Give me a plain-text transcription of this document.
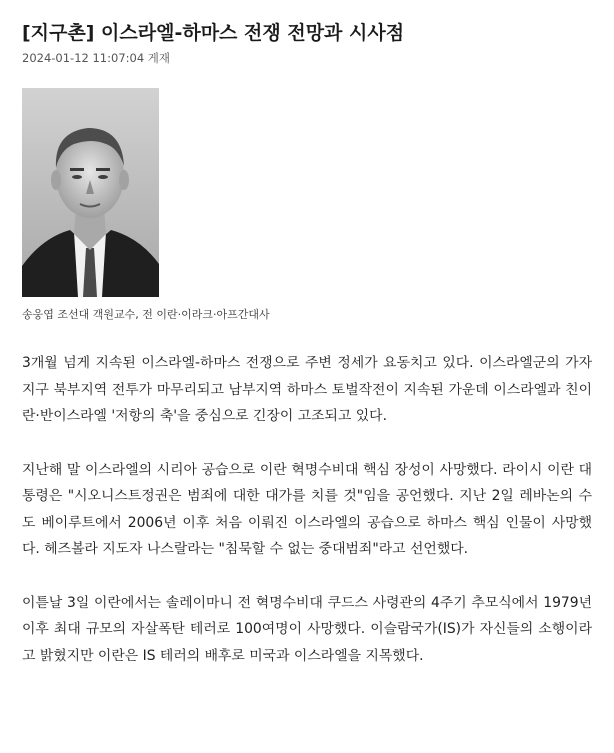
[지구촌] 이스라엘-하마스 전쟁 전망과 시사점
2024-01-12 11:07:04 게재
송웅엽 조선대 객원교수, 전 이란·이라크·아프간대사

3개월 넘게 지속된 이스라엘-하마스 전쟁으로 주변 정세가 요동치고 있다. 이스라엘군의 가자지구 북부지역 전투가 마무리되고 남부지역 하마스 토벌작전이 지속된 가운데 이스라엘과 친이란·반이스라엘 '저항의 축'을 중심으로 긴장이 고조되고 있다.

지난해 말 이스라엘의 시리아 공습으로 이란 혁명수비대 핵심 장성이 사망했다. 라이시 이란 대통령은 "시오니스트정권은 범죄에 대한 대가를 치를 것"임을 공언했다. 지난 2일 레바논의 수도 베이루트에서 2006년 이후 처음 이뤄진 이스라엘의 공습으로 하마스 핵심 인물이 사망했다. 헤즈볼라 지도자 나스랄라는 "침묵할 수 없는 중대범죄"라고 선언했다.

이튿날 3일 이란에서는 솔레이마니 전 혁명수비대 쿠드스 사령관의 4주기 추모식에서 1979년 이후 최대 규모의 자살폭탄 테러로 100여명이 사망했다. 이슬람국가(IS)가 자신들의 소행이라고 밝혔지만 이란은 IS 테러의 배후로 미국과 이스라엘을 지목했다.
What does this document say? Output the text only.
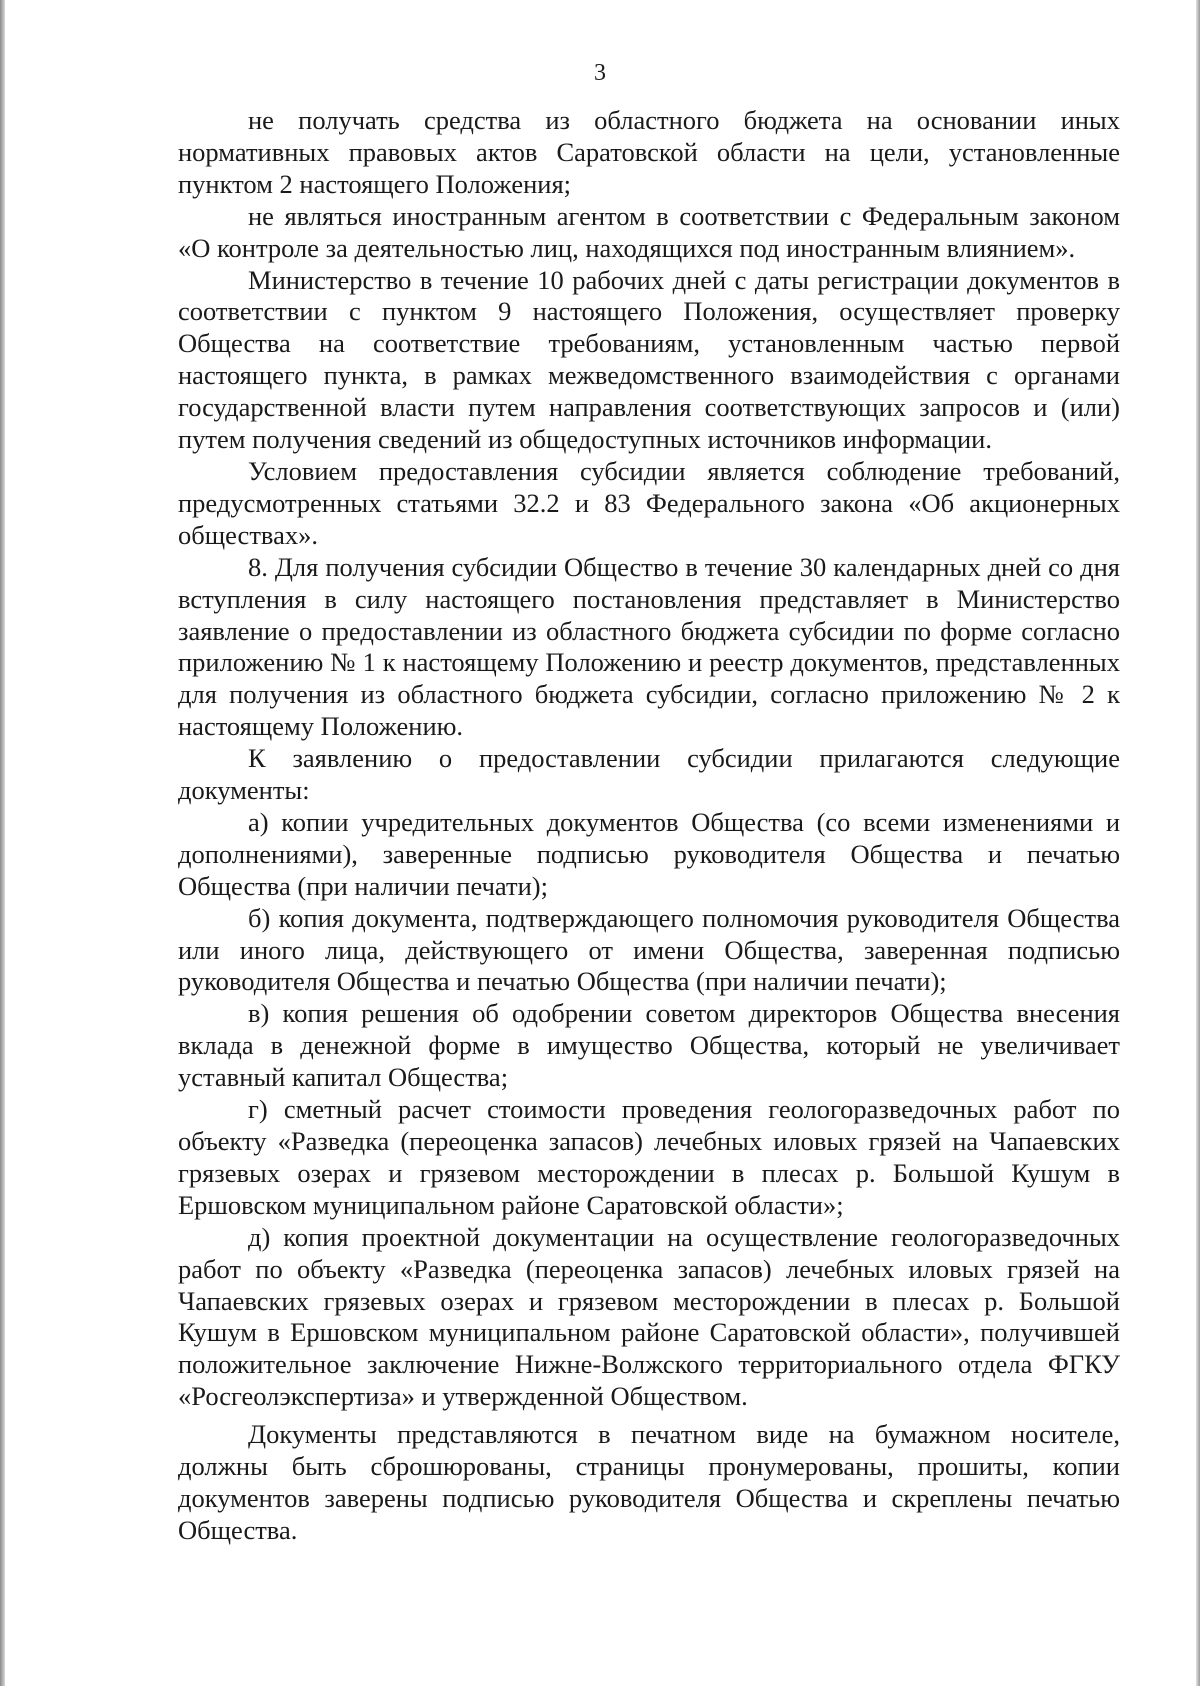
3

не получать средства из областного бюджета на основании иных нормативных правовых актов Саратовской области на цели, установленные пунктом 2 настоящего Положения;

не являться иностранным агентом в соответствии с Федеральным законом «О контроле за деятельностью лиц, находящихся под иностранным влиянием».

Министерство в течение 10 рабочих дней с даты регистрации документов в соответствии с пунктом 9 настоящего Положения, осуществляет проверку Общества на соответствие требованиям, установленным частью первой настоящего пункта, в рамках межведомственного взаимодействия с органами государственной власти путем направления соответствующих запросов и (или) путем получения сведений из общедоступных источников информации.

Условием предоставления субсидии является соблюдение требований, предусмотренных статьями 32.2 и 83 Федерального закона «Об акционерных обществах».

8. Для получения субсидии Общество в течение 30 календарных дней со дня вступления в силу настоящего постановления представляет в Министерство заявление о предоставлении из областного бюджета субсидии по форме согласно приложению № 1 к настоящему Положению и реестр документов, представленных для получения из областного бюджета субсидии, согласно приложению № 2 к настоящему Положению.

К заявлению о предоставлении субсидии прилагаются следующие документы:

а) копии учредительных документов Общества (со всеми изменениями и дополнениями), заверенные подписью руководителя Общества и печатью Общества (при наличии печати);

б) копия документа, подтверждающего полномочия руководителя Общества или иного лица, действующего от имени Общества, заверенная подписью руководителя Общества и печатью Общества (при наличии печати);

в) копия решения об одобрении советом директоров Общества внесения вклада в денежной форме в имущество Общества, который не увеличивает уставный капитал Общества;

г) сметный расчет стоимости проведения геологоразведочных работ по объекту «Разведка (переоценка запасов) лечебных иловых грязей на Чапаевских грязевых озерах и грязевом месторождении в плесах р. Большой Кушум в Ершовском муниципальном районе Саратовской области»;

д) копия проектной документации на осуществление геологоразведочных работ по объекту «Разведка (переоценка запасов) лечебных иловых грязей на Чапаевских грязевых озерах и грязевом месторождении в плесах р. Большой Кушум в Ершовском муниципальном районе Саратовской области», получившей положительное заключение Нижне-Волжского территориального отдела ФГКУ «Росгеолэкспертиза» и утвержденной Обществом.

Документы представляются в печатном виде на бумажном носителе, должны быть сброшюрованы, страницы пронумерованы, прошиты, копии документов заверены подписью руководителя Общества и скреплены печатью Общества.
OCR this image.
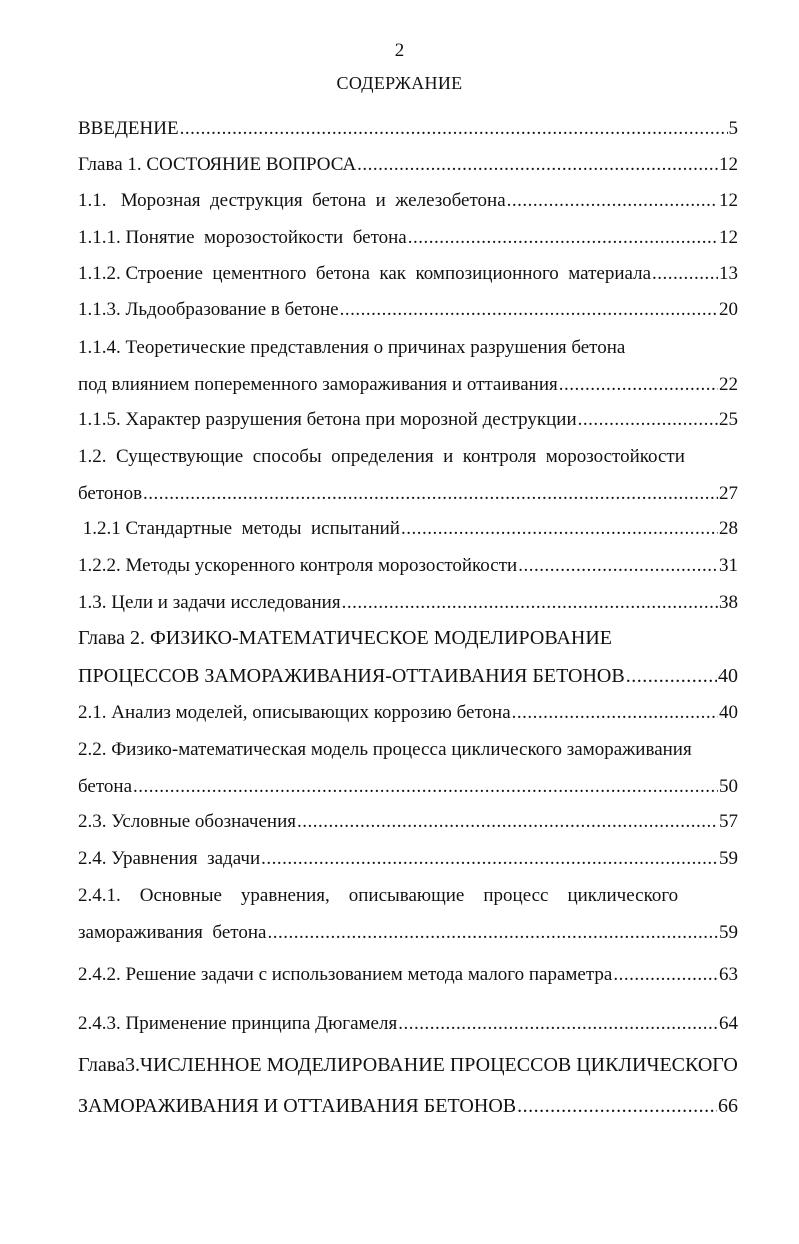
2
СОДЕРЖАНИЕ
ВВЕДЕНИЕ .....	5
Глава 1. СОСТОЯНИЕ ВОПРОСА .....	12
1.1.   Морозная  деструкция  бетона  и  железобетона .....	12
1.1.1. Понятие  морозостойкости  бетона .....	12
1.1.2. Строение  цементного  бетона  как  композиционного  материала .....	13
1.1.3. Льдообразование в бетоне .....	20
1.1.4. Теоретические представления о причинах разрушения бетона
под влиянием попеременного замораживания и оттаивания .....	22
1.1.5. Характер разрушения бетона при морозной деструкции .....	25
1.2.  Существующие  способы  определения  и  контроля  морозостойкости
бетонов .....	27
1.2.1 Стандартные  методы  испытаний .....	28
1.2.2. Методы ускоренного контроля морозостойкости .....	31
1.3. Цели и задачи исследования .....	38
Глава 2. ФИЗИКО-МАТЕМАТИЧЕСКОЕ МОДЕЛИРОВАНИЕ
ПРОЦЕССОВ ЗАМОРАЖИВАНИЯ-ОТТАИВАНИЯ БЕТОНОВ .....	40
2.1. Анализ моделей, описывающих коррозию бетона .....	40
2.2. Физико-математическая модель процесса циклического замораживания
бетона .....	50
2.3. Условные обозначения .....	57
2.4. Уравнения  задачи .....	59
2.4.1.    Основные    уравнения,    описывающие    процесс    циклического
замораживания  бетона .....	59
2.4.2. Решение задачи с использованием метода малого параметра .....	63
2.4.3. Применение принципа Дюгамеля .....	64
Глава3.ЧИСЛЕННОЕ МОДЕЛИРОВАНИЕ ПРОЦЕССОВ ЦИКЛИЧЕСКОГО
ЗАМОРАЖИВАНИЯ И ОТТАИВАНИЯ БЕТОНОВ .....	66
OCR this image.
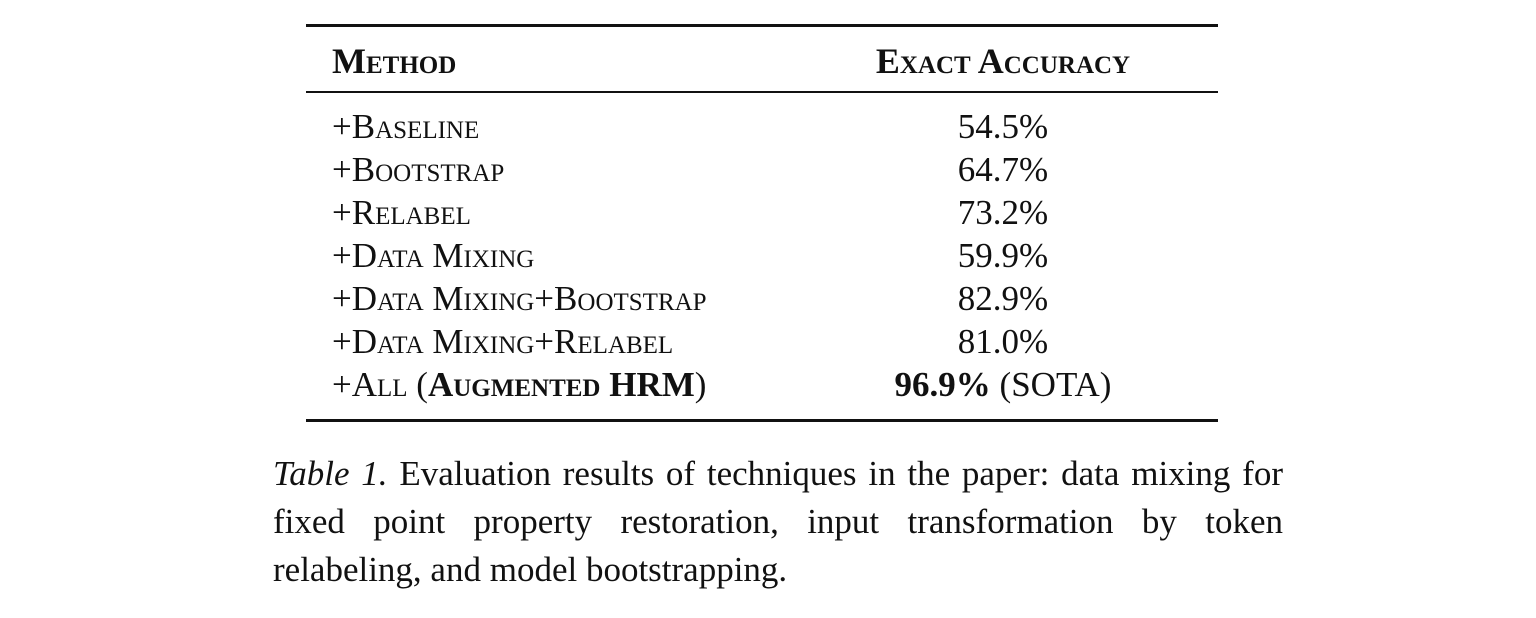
Method	Exact Accuracy
+Baseline	54.5%
+Bootstrap	64.7%
+Relabel	73.2%
+Data Mixing	59.9%
+Data Mixing+Bootstrap	82.9%
+Data Mixing+Relabel	81.0%
+All ( Augmented HRM )	96.9% (SOTA)
Table 1. Evaluation results of techniques in the paper: data mixing for fixed point property restoration, input transformation by token relabeling, and model bootstrapping.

• What is being asked: Repeat the data exactly, excluding the pictures.

• Output of the task:
Give me a plain-text transcription of this document.
[지구촌] 이스라엘-하마스 전쟁 전망과 시사점
2024-01-12 11:07:04 게재
송웅엽 조선대 객원교수, 전 이란·이라크·아프간대사

3개월 넘게 지속된 이스라엘-하마스 전쟁으로 주변 정세가 요동치고 있다. 이스라엘군의 가자지구 북부지역 전투가 마무리되고 남부지역 하마스 토벌작전이 지속된 가운데 이스라엘과 친이란·반이스라엘 '저항의 축'을 중심으로 긴장이 고조되고 있다.

지난해 말 이스라엘의 시리아 공습으로 이란 혁명수비대 핵심 장성이 사망했다. 라이시 이란 대통령은 "시오니스트정권은 범죄에 대한 대가를 치를 것"임을 공언했다. 지난 2일 레바논의 수도 베이루트에서 2006년 이후 처음 이뤄진 이스라엘의 공습으로 하마스 핵심 인물이 사망했다. 헤즈볼라 지도자 나스랄라는 "침묵할 수 없는 중대범죄"라고 선언했다.

이튿날 3일 이란에서는 솔레이마니 전 혁명수비대 쿠드스 사령관의 4주기 추모식에서 1979년 이후 최대 규모의 자살폭탄 테러로 100여명이 사망했다. 이슬람국가(IS)가 자신들의 소행이라고 밝혔지만 이란은 IS 테러의 배후로 미국과 이스라엘을 지목했다.
What does this document say? Output the text only.
3

не получать средства из областного бюджета на основании иных нормативных правовых актов Саратовской области на цели, установленные пунктом 2 настоящего Положения;

не являться иностранным агентом в соответствии с Федеральным законом «О контроле за деятельностью лиц, находящихся под иностранным влиянием».

Министерство в течение 10 рабочих дней с даты регистрации документов в соответствии с пунктом 9 настоящего Положения, осуществляет проверку Общества на соответствие требованиям, установленным частью первой настоящего пункта, в рамках межведомственного взаимодействия с органами государственной власти путем направления соответствующих запросов и (или) путем получения сведений из общедоступных источников информации.

Условием предоставления субсидии является соблюдение требований, предусмотренных статьями 32.2 и 83 Федерального закона «Об акционерных обществах».

8. Для получения субсидии Общество в течение 30 календарных дней со дня вступления в силу настоящего постановления представляет в Министерство заявление о предоставлении из областного бюджета субсидии по форме согласно приложению № 1 к настоящему Положению и реестр документов, представленных для получения из областного бюджета субсидии, согласно приложению № 2 к настоящему Положению.

К заявлению о предоставлении субсидии прилагаются следующие документы:

а) копии учредительных документов Общества (со всеми изменениями и дополнениями), заверенные подписью руководителя Общества и печатью Общества (при наличии печати);

б) копия документа, подтверждающего полномочия руководителя Общества или иного лица, действующего от имени Общества, заверенная подписью руководителя Общества и печатью Общества (при наличии печати);

в) копия решения об одобрении советом директоров Общества внесения вклада в денежной форме в имущество Общества, который не увеличивает уставный капитал Общества;

г) сметный расчет стоимости проведения геологоразведочных работ по объекту «Разведка (переоценка запасов) лечебных иловых грязей на Чапаевских грязевых озерах и грязевом месторождении в плесах р. Большой Кушум в Ершовском муниципальном районе Саратовской области»;

д) копия проектной документации на осуществление геологоразведочных работ по объекту «Разведка (переоценка запасов) лечебных иловых грязей на Чапаевских грязевых озерах и грязевом месторождении в плесах р. Большой Кушум в Ершовском муниципальном районе Саратовской области», получившей положительное заключение Нижне-Волжского территориального отдела ФГКУ «Росгеолэкспертиза» и утвержденной Обществом.

Документы представляются в печатном виде на бумажном носителе, должны быть сброшюрованы, страницы пронумерованы, прошиты, копии документов заверены подписью руководителя Общества и скреплены печатью Общества.
OCR this image.
2
СОДЕРЖАНИЕ
ВВЕДЕНИЕ .....	5
Глава 1. СОСТОЯНИЕ ВОПРОСА .....	12
1.1.   Морозная  деструкция  бетона  и  железобетона .....	12
1.1.1. Понятие  морозостойкости  бетона .....	12
1.1.2. Строение  цементного  бетона  как  композиционного  материала .....	13
1.1.3. Льдообразование в бетоне .....	20
1.1.4. Теоретические представления о причинах разрушения бетона
под влиянием попеременного замораживания и оттаивания .....	22
1.1.5. Характер разрушения бетона при морозной деструкции .....	25
1.2.  Существующие  способы  определения  и  контроля  морозостойкости
бетонов .....	27
1.2.1 Стандартные  методы  испытаний .....	28
1.2.2. Методы ускоренного контроля морозостойкости .....	31
1.3. Цели и задачи исследования .....	38
Глава 2. ФИЗИКО-МАТЕМАТИЧЕСКОЕ МОДЕЛИРОВАНИЕ
ПРОЦЕССОВ ЗАМОРАЖИВАНИЯ-ОТТАИВАНИЯ БЕТОНОВ .....	40
2.1. Анализ моделей, описывающих коррозию бетона .....	40
2.2. Физико-математическая модель процесса циклического замораживания
бетона .....	50
2.3. Условные обозначения .....	57
2.4. Уравнения  задачи .....	59
2.4.1.    Основные    уравнения,    описывающие    процесс    циклического
замораживания  бетона .....	59
2.4.2. Решение задачи с использованием метода малого параметра .....	63
2.4.3. Применение принципа Дюгамеля .....	64
Глава3.ЧИСЛЕННОЕ МОДЕЛИРОВАНИЕ ПРОЦЕССОВ ЦИКЛИЧЕСКОГО
ЗАМОРАЖИВАНИЯ И ОТТАИВАНИЯ БЕТОНОВ .....	66
OCR this image.
Method	Exact Accuracy
+Baseline	54.5%
+Bootstrap	64.7%
+Relabel	73.2%
+Data Mixing	59.9%
+Data Mixing+Bootstrap	82.9%
+Data Mixing+Relabel	81.0%
+All ( Augmented HRM )	96.9% (SOTA)
Table 1. Evaluation results of techniques in the paper: data mixing for fixed point property restoration, input transformation by token relabeling, and model bootstrapping.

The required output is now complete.